TASK DETAILS ::
Sum up the post about stars on a rowing crew in two sentences.

SUPPLIED TEXT ::
+--

Friday, March 8, 2013

No Stars on a Crew (or "No One Ever Hurts a Crew By Quitting")

"Never say never" tends to be a pretty good aphorism for rowing coaches or anyone else.  Thor Nilsen said Brad Lewis would never be a champion, and at the time he said it, that was probably a pretty good bet in the eyes of most rowers.  1984 shot that statement full of holes.  "You'll never win races if you don't stop lunging at the catch/hesitating at the release/getting too much layback/etc." takes a beating season after season.  Crews with laid-back coaches win races.  So do crews with intense, militaristic, "do-it-my-way-or-get-the-hell-out" coaches.  So there appear to be very few absolutes in the coaching of successful rowers and scullers, but here's one that's pretty damn close: Never allow an athlete to think that s/he's more important than any other hard-working member of your crew.  And its first corollary is as follows: never allow a crew to regard any individual as more vital to the crew's success than any other member of the crew. 

I could probably write or speak about this topic for days on end and not run out of material.  "There are no stars in rowing" was one of my first coach's favorite refrains, and like many such things, it has progressively gained resonance and made more and more sense with each passing year.  It's as true now as it was when I started rowing in 1987; something that is nearly absolutely true can't get any truer, after all.  But for the sake of anyone reading who isn't already a member of the choir, I'll move on to anecdotes and examples. 

I once had a conversation with another coach about an athlete we both know and have coached who has all the talent and ability she'll ever need and who has had some noteworthy successes but more often than not, performs below expectations - both her own and those of her coaches.  The other coach had known this athlete during her scholastic rowing days and said "You know, when she was rowing eights, her coaches always sort of treated her like she was the franchise player - they even sort of said so publicly and in a way that she knew they thought so."  And I thought "bingo - that's what's held her back.  People whose judgment she trusts have given her the impression that it's the other eight jokers in the boat who are sullying her shot at greatness."  And once an athlete is in that mental/psychic space, she's as good as done until she gets back to the combination of confidence, humility, and willingness to train and race like a crazed animal that really moves boats. 

Similarly, I know an athlete whose physiological numbers are off the charts but who somehow hasn't been in very many fast team boats since his high-water mark as a high school rower.  He graduated from college having been part of a crew that didn't do a lot of winning during his tenure in the varsity eight.  Curiously, the same school's current  varsity eight, while by all available accounts lacking anyone of this athlete's abilities, has been achieving remarkably superior results since his departure.  Granted that there could be thousands upon thousands of reasons for that crew's turnaround, one still scratches one's head and wonders how many of those thousands had "I know I'm making the boat go fast - what's the matter with the rest of these nimrods?" as a contributing factor.  All it takes to poison a crew is one guy (or girl, or coach) with even a hint of suspicion that his fellow rowers aren't entirely worthy.

+--

RAW DATA ::
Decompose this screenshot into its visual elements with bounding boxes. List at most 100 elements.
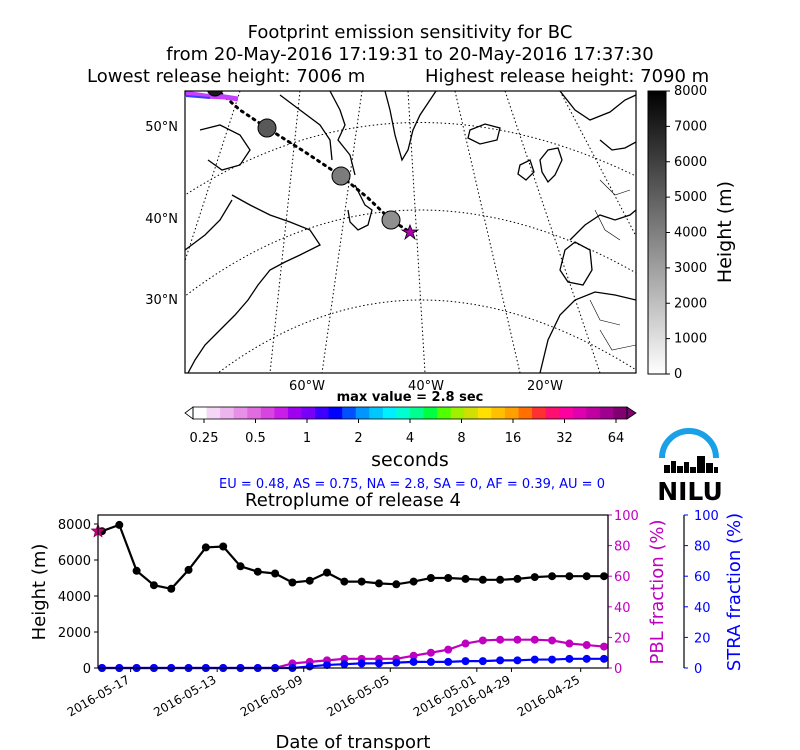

+--

ANSWER TO THE TASK ::
The post holds that, although few absolutes exist in coaching rowers, a coach should never let an athlete think they matter more than any other hard-working crew member, nor let a crew see any one rower as more vital than the rest. It backs this with a talented athlete whose earlier coaches treated her as the franchise player and who usually performs below expectations, and with a physiologically gifted rower whose college varsity eight did little winning during his time in it but has achieved far better results since he left.